(Figure record listings)
• • • • •

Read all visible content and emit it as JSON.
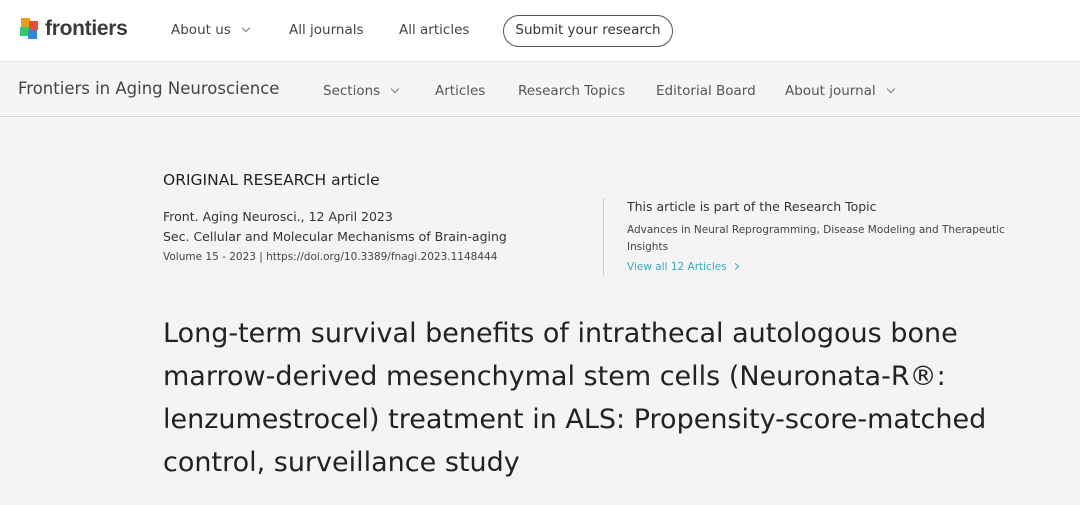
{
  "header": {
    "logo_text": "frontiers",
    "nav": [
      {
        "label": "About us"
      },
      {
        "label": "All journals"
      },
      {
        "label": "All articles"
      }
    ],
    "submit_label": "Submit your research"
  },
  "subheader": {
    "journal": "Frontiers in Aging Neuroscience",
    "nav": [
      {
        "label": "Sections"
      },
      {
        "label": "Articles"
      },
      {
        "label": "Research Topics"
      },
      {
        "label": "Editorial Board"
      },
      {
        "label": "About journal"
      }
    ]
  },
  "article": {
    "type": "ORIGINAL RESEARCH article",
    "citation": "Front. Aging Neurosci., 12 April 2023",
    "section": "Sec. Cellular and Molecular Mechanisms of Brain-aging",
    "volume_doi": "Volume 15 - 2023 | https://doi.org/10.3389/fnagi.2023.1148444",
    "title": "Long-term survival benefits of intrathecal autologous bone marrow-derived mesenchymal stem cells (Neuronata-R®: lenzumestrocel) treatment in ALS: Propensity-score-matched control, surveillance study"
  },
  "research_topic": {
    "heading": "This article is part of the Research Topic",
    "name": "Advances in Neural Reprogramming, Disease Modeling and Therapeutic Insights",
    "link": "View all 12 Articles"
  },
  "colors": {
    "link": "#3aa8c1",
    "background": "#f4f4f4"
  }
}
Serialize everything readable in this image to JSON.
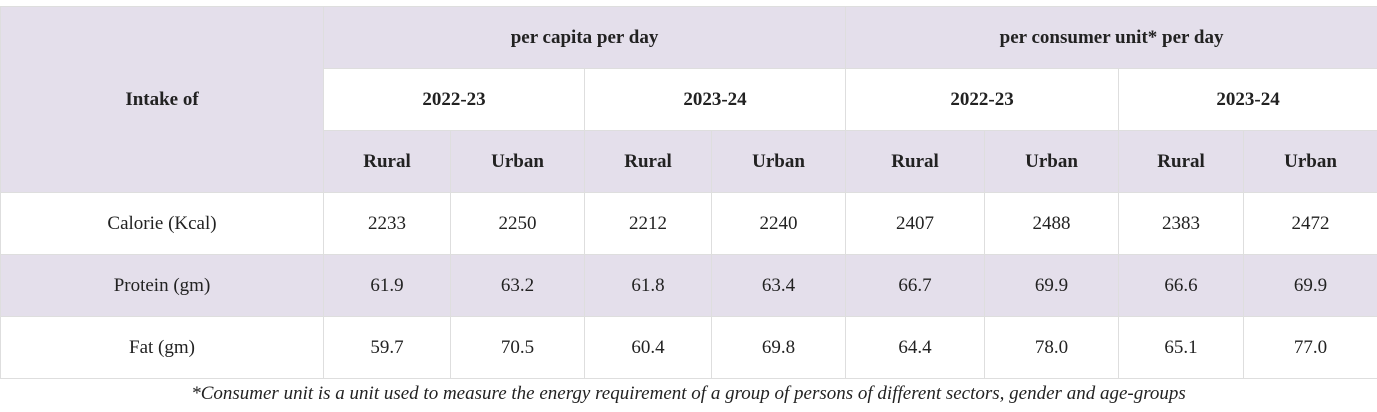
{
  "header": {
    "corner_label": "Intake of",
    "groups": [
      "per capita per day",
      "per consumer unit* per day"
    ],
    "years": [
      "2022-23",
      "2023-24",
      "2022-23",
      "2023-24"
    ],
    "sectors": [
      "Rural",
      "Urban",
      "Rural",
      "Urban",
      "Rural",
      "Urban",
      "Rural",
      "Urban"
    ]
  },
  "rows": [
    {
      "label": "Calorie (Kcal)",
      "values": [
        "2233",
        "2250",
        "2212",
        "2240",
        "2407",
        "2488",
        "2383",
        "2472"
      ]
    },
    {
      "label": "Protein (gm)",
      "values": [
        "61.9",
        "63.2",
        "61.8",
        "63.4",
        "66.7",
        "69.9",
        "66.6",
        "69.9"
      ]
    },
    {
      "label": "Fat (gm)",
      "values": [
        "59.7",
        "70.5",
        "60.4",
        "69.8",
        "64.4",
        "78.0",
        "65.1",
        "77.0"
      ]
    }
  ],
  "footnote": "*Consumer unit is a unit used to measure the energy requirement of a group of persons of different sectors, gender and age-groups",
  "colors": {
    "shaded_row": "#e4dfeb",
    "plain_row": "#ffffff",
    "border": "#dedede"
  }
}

• • • • •

▸ Task brief:
The expected answer is a copy of each line in the records that holds the word "link".

▸ Response box:
    "link": "View all 12 Articles"
    "link": "#3aa8c1",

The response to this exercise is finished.